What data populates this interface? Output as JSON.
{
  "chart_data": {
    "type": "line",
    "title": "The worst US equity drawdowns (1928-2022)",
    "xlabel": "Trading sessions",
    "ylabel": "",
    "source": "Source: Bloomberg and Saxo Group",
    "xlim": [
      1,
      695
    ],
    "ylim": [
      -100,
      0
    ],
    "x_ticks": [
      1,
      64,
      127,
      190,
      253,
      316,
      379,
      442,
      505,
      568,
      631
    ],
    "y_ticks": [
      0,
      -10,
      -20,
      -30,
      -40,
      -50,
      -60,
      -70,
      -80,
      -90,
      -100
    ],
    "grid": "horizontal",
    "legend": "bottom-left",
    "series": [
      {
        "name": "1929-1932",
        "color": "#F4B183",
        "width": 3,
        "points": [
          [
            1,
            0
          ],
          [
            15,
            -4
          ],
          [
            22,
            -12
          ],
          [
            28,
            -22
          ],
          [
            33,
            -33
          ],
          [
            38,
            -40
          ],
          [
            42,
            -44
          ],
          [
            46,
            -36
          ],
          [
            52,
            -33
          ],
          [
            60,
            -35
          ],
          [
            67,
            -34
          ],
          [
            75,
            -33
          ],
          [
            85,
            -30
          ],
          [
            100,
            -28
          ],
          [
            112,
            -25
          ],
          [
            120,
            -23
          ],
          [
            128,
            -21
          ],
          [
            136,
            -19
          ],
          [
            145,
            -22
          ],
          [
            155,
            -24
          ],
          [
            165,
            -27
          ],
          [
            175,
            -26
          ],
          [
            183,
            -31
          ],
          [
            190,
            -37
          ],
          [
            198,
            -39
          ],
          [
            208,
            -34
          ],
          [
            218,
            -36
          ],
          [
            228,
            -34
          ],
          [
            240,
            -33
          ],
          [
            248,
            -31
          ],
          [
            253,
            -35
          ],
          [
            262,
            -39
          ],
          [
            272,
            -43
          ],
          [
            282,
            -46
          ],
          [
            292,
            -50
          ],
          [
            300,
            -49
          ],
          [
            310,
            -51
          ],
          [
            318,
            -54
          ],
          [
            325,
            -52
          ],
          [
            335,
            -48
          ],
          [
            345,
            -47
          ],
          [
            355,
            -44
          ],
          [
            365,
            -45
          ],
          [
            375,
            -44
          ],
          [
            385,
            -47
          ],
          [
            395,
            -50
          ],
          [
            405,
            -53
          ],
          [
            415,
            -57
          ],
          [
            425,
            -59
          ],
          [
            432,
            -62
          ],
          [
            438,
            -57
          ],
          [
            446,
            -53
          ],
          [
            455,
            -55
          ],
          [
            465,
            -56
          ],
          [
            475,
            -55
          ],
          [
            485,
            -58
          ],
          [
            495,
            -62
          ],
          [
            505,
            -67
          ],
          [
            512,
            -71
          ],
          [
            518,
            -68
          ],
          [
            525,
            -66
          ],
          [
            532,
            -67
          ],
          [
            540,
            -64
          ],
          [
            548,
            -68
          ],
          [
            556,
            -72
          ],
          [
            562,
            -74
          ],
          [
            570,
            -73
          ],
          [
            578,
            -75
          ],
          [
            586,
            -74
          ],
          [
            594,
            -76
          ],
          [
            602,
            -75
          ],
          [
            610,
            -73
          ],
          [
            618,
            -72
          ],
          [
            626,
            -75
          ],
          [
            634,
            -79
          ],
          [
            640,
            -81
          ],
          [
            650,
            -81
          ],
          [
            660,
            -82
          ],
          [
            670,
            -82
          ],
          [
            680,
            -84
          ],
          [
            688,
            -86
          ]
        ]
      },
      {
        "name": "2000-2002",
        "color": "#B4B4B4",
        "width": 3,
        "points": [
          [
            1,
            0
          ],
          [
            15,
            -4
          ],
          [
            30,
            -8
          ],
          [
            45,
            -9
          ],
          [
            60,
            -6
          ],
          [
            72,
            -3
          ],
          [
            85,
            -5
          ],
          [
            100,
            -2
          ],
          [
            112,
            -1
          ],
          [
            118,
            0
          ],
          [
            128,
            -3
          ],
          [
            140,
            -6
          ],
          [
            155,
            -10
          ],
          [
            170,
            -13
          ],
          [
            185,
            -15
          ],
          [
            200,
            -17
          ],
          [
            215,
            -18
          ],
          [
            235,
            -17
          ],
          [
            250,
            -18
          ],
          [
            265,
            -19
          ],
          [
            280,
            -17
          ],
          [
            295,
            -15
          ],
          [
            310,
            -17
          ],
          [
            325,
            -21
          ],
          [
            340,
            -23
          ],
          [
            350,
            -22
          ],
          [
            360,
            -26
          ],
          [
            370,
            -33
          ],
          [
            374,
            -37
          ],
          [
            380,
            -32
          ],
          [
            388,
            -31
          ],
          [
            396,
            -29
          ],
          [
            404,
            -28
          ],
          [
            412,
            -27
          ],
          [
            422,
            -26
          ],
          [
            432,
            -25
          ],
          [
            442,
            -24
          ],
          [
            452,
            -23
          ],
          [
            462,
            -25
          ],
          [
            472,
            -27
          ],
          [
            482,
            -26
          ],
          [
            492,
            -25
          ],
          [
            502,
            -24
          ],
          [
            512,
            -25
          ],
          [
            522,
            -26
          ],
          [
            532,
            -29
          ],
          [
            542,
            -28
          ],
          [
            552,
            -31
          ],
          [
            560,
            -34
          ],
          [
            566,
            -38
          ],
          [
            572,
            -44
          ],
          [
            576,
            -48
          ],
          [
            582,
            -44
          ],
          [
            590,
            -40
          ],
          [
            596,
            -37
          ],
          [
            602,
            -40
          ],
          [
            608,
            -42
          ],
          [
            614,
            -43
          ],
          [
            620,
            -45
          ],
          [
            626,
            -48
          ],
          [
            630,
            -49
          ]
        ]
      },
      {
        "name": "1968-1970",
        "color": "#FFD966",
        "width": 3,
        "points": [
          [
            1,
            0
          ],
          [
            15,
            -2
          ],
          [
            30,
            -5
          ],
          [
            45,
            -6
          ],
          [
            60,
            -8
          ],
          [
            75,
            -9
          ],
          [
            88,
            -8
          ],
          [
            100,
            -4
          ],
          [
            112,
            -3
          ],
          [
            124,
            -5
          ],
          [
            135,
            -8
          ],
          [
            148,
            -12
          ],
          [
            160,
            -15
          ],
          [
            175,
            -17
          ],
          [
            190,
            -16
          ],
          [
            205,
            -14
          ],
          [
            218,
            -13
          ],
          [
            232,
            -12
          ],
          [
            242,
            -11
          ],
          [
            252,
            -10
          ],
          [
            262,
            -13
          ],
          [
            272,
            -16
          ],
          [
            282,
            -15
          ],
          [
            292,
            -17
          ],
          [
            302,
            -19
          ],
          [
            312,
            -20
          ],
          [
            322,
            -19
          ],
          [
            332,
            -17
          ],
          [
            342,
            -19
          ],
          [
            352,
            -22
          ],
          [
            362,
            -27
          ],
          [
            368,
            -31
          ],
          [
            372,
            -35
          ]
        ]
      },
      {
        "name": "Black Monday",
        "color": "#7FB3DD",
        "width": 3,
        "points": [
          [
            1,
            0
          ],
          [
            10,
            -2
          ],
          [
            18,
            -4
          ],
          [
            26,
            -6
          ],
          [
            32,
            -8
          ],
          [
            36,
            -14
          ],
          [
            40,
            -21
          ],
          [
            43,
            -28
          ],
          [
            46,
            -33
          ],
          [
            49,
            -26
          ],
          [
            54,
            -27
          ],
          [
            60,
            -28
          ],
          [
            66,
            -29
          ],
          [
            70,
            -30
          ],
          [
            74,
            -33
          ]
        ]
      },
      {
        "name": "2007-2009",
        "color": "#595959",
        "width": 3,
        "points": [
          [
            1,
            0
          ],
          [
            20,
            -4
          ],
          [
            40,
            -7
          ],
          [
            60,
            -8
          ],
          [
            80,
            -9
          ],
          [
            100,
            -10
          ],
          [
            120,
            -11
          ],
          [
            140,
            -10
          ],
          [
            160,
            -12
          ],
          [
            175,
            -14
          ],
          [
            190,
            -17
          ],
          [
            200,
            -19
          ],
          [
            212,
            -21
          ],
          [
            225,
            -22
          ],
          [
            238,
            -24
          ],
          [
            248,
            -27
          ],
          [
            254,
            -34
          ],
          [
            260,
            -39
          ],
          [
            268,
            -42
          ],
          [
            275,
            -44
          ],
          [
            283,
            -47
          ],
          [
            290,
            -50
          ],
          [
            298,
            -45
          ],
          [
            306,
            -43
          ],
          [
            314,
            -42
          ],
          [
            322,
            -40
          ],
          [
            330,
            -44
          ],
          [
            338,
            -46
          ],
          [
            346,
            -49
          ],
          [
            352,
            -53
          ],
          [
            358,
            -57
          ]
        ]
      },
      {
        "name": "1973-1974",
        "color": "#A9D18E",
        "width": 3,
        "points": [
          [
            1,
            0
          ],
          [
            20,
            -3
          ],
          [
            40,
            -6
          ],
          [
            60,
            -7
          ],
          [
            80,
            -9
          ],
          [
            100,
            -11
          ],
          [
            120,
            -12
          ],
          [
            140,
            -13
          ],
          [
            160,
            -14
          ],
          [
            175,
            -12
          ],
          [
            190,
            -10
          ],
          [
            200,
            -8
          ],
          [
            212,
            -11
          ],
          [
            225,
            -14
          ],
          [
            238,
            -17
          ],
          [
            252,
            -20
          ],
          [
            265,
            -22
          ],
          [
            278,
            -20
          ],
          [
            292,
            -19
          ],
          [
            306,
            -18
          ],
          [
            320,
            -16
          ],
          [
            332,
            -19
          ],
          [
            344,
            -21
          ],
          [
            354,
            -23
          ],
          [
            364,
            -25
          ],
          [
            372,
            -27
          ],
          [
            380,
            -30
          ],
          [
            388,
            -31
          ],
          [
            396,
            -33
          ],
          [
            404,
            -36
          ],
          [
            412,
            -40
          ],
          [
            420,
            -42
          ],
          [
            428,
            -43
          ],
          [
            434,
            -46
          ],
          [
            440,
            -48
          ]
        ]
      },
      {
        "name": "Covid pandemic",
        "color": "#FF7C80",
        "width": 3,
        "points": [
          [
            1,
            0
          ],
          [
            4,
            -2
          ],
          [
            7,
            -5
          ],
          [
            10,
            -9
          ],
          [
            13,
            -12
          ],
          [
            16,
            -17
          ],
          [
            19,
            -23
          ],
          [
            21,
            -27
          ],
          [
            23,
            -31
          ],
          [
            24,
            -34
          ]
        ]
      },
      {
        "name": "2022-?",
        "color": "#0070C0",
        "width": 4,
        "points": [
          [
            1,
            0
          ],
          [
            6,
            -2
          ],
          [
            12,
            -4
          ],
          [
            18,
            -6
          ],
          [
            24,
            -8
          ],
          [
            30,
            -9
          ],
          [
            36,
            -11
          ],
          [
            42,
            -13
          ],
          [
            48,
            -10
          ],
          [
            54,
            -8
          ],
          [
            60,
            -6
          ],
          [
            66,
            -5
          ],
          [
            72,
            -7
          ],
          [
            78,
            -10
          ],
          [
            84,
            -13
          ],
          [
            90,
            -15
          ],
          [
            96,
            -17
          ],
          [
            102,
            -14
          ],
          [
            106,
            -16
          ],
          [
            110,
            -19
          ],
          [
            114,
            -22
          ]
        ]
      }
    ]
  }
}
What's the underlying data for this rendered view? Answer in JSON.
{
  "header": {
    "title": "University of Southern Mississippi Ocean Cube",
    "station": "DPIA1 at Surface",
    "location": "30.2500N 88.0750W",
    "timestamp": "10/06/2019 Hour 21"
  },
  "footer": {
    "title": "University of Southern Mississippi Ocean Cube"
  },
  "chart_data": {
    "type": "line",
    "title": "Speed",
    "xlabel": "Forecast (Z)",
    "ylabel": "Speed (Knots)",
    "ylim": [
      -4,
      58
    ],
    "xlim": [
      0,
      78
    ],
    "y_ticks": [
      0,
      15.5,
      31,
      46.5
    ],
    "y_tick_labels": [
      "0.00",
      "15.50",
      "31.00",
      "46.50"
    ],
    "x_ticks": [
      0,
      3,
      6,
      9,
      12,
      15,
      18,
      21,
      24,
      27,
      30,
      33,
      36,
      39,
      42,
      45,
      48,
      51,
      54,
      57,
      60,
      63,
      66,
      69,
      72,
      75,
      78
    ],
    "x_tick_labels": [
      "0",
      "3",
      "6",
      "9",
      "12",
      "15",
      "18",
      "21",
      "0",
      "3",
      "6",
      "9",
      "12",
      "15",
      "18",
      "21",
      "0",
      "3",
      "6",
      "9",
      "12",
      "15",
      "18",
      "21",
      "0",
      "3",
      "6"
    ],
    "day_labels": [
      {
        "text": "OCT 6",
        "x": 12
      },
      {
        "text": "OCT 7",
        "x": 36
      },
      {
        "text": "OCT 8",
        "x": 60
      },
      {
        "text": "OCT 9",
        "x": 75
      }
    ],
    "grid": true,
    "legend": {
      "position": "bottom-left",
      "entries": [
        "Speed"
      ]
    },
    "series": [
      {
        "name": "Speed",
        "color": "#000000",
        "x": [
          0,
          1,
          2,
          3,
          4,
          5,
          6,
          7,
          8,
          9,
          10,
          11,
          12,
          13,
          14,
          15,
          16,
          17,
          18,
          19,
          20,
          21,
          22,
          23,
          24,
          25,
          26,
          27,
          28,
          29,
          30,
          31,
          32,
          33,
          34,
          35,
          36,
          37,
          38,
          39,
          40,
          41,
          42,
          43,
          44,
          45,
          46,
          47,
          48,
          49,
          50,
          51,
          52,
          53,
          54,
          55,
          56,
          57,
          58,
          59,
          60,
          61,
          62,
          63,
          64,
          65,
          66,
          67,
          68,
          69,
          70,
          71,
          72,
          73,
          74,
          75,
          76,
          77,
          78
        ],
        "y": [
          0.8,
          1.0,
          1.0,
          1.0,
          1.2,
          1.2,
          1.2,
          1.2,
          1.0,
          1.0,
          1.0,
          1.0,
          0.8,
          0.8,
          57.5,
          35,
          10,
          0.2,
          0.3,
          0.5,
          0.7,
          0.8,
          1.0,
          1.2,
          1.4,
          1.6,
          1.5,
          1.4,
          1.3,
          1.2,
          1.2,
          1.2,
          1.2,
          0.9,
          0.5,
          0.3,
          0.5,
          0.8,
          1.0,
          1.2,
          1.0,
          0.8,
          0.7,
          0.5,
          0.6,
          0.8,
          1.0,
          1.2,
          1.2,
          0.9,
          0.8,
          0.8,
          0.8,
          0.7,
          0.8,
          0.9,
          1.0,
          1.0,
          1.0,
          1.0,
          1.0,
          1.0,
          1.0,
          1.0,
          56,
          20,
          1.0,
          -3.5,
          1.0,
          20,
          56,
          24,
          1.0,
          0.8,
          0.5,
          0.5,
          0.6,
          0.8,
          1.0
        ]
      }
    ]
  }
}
===
*Request*.
Where does the word "bottom" appear? Return each line that holds it.

*Response to this task*.
    "legend": "bottom-left",
      "position": "bottom-left",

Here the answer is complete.